_Direction_:
Can you reproduce the items below verbatim, beginning with the very first line and going on through the line with "header-col3-mat-cn: 材料 [851, 923, 878, 939]", with both of those lines included?
[start of Records for this exercise]
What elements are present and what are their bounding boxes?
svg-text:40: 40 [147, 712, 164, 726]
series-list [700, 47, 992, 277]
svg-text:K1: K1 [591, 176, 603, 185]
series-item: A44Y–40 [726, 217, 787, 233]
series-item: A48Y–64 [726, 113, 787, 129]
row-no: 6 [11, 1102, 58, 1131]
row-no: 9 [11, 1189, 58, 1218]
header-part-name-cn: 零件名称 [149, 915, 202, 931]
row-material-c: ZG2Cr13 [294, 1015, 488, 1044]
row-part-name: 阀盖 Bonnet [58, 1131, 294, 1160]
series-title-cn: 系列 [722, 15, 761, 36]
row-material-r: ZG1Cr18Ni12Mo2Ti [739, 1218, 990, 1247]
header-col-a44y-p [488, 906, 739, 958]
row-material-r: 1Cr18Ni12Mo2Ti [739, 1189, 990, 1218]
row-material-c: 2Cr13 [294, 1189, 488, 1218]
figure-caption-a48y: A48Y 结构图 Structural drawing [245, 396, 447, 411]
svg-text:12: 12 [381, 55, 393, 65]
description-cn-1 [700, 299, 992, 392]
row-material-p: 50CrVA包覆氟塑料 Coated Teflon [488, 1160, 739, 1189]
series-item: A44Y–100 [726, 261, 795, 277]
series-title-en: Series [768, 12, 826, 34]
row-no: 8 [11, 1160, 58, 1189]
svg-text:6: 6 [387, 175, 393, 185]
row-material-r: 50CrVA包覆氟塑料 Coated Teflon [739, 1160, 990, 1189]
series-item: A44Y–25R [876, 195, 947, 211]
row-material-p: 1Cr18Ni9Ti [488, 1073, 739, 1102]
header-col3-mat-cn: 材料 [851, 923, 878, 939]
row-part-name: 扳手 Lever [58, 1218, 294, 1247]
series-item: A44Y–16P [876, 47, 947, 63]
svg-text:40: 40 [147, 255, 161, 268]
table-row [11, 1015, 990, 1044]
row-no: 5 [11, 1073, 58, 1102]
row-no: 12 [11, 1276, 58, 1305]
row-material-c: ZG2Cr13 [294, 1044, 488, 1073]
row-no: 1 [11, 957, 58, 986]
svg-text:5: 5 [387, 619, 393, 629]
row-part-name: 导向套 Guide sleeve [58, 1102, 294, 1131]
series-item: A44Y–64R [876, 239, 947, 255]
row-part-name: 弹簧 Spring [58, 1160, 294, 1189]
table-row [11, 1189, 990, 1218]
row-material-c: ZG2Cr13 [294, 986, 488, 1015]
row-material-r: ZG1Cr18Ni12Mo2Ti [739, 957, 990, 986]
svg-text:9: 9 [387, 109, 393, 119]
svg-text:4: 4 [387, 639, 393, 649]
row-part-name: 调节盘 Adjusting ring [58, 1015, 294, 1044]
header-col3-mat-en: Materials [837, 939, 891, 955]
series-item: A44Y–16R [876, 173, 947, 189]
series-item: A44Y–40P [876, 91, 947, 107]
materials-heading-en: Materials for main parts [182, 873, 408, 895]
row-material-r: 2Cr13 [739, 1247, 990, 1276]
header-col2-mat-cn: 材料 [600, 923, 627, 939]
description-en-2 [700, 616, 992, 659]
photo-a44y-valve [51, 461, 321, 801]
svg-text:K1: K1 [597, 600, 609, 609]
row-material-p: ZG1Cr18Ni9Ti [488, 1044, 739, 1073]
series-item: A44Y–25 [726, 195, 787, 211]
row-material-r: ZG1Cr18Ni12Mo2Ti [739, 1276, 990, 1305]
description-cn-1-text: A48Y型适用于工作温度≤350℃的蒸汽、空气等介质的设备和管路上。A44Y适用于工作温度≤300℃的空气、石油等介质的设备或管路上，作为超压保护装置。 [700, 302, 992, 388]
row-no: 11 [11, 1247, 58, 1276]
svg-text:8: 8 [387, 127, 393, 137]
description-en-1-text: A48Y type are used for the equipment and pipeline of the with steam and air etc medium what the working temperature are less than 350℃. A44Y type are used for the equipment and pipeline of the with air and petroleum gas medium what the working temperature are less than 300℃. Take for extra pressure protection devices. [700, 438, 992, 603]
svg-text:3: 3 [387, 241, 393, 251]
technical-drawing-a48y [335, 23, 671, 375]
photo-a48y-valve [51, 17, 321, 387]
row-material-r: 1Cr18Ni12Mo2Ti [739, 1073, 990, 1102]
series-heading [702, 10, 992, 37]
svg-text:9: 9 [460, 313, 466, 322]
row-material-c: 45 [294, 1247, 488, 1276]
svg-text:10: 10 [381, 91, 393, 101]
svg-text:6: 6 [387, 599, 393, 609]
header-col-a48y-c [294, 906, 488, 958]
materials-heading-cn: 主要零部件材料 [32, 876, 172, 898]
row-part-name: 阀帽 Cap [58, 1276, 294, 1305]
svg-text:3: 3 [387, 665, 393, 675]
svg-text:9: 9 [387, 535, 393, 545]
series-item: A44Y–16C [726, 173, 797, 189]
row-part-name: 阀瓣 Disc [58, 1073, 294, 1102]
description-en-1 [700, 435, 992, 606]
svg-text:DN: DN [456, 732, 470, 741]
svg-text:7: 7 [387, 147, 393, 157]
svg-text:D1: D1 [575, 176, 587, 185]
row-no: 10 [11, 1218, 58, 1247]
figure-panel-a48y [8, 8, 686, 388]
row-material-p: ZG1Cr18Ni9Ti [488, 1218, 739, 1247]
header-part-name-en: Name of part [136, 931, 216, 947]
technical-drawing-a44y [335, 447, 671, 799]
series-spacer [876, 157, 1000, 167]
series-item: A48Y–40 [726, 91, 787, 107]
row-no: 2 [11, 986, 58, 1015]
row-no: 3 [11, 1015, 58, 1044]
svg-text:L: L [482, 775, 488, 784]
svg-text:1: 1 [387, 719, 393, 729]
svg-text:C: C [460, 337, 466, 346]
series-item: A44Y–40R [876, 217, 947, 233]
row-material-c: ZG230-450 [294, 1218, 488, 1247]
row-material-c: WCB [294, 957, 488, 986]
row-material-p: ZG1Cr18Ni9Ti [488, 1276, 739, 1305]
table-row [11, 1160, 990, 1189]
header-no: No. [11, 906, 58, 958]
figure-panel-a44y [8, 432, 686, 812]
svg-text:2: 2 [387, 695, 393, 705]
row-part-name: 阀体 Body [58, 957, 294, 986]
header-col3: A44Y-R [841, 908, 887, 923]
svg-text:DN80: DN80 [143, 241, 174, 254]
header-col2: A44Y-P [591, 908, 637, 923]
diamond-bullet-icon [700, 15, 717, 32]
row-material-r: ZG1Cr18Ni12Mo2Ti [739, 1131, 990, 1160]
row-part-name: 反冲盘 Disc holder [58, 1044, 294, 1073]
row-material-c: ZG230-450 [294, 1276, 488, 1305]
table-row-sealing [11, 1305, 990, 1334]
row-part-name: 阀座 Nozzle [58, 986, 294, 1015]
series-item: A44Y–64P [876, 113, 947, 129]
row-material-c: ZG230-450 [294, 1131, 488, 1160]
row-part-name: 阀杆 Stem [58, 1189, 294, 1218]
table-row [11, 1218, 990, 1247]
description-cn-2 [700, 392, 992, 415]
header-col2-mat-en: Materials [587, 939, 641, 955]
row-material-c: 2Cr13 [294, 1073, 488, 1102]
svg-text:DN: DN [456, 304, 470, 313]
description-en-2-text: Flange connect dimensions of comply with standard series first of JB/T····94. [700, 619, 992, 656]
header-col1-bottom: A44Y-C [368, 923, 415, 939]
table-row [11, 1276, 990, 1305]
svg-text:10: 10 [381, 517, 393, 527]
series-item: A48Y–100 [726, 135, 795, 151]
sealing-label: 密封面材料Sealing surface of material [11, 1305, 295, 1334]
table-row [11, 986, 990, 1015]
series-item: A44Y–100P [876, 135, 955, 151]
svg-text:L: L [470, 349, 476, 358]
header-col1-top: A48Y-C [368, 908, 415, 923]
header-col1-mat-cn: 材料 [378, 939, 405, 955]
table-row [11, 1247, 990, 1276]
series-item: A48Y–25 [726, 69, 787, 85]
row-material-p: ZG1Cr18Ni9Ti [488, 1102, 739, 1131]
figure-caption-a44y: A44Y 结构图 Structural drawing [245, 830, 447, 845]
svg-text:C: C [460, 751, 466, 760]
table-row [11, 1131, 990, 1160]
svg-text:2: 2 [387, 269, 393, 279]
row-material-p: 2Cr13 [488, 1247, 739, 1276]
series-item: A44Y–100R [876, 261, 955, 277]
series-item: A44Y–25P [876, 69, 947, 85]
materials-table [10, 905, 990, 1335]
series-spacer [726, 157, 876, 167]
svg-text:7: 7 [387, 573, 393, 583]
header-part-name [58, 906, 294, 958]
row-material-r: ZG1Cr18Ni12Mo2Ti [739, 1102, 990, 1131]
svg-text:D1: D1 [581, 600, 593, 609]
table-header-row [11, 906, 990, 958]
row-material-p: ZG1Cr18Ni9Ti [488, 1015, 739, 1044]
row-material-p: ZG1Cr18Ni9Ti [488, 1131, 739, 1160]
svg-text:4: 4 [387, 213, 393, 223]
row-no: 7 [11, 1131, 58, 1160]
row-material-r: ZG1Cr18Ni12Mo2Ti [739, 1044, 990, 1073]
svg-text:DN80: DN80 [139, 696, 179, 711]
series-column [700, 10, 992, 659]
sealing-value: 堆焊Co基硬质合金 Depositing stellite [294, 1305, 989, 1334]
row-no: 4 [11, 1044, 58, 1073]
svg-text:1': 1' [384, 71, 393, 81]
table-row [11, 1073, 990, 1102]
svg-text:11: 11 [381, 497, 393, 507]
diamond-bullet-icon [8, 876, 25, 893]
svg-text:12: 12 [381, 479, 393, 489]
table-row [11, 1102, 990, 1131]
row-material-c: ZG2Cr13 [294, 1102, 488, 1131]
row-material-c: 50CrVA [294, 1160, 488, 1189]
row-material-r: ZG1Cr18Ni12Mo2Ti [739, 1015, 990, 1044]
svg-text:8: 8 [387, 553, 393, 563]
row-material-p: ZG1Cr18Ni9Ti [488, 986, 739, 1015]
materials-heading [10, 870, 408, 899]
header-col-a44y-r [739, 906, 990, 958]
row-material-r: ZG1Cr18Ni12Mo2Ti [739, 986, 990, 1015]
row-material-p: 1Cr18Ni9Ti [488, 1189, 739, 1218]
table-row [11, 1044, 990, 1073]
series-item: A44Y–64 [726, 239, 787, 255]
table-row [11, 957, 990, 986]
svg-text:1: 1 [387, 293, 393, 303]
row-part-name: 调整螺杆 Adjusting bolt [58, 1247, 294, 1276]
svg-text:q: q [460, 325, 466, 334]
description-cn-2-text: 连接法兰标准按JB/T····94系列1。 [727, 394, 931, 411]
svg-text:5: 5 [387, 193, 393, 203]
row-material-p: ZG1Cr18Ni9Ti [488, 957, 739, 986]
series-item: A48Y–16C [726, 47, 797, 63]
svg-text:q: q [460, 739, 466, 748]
[end of Records for this exercise]
_Answer to the exercise_:
What elements are present and what are their bounding boxes?
svg-text:40: 40 [147, 712, 164, 726]
series-list [700, 47, 992, 277]
svg-text:K1: K1 [591, 176, 603, 185]
series-item: A44Y–40 [726, 217, 787, 233]
series-item: A48Y–64 [726, 113, 787, 129]
row-no: 6 [11, 1102, 58, 1131]
row-no: 9 [11, 1189, 58, 1218]
header-part-name-cn: 零件名称 [149, 915, 202, 931]
row-material-c: ZG2Cr13 [294, 1015, 488, 1044]
row-part-name: 阀盖 Bonnet [58, 1131, 294, 1160]
series-title-cn: 系列 [722, 15, 761, 36]
row-material-r: ZG1Cr18Ni12Mo2Ti [739, 1218, 990, 1247]
header-col-a44y-p [488, 906, 739, 958]
row-material-r: 1Cr18Ni12Mo2Ti [739, 1189, 990, 1218]
row-material-c: 2Cr13 [294, 1189, 488, 1218]
figure-caption-a48y: A48Y 结构图 Structural drawing [245, 396, 447, 411]
svg-text:12: 12 [381, 55, 393, 65]
description-cn-1 [700, 299, 992, 392]
row-material-p: 50CrVA包覆氟塑料 Coated Teflon [488, 1160, 739, 1189]
series-item: A44Y–100 [726, 261, 795, 277]
series-title-en: Series [768, 12, 826, 34]
row-no: 8 [11, 1160, 58, 1189]
svg-text:6: 6 [387, 175, 393, 185]
row-material-r: 50CrVA包覆氟塑料 Coated Teflon [739, 1160, 990, 1189]
series-item: A44Y–25R [876, 195, 947, 211]
row-material-p: 1Cr18Ni9Ti [488, 1073, 739, 1102]
header-col3-mat-cn: 材料 [851, 923, 878, 939]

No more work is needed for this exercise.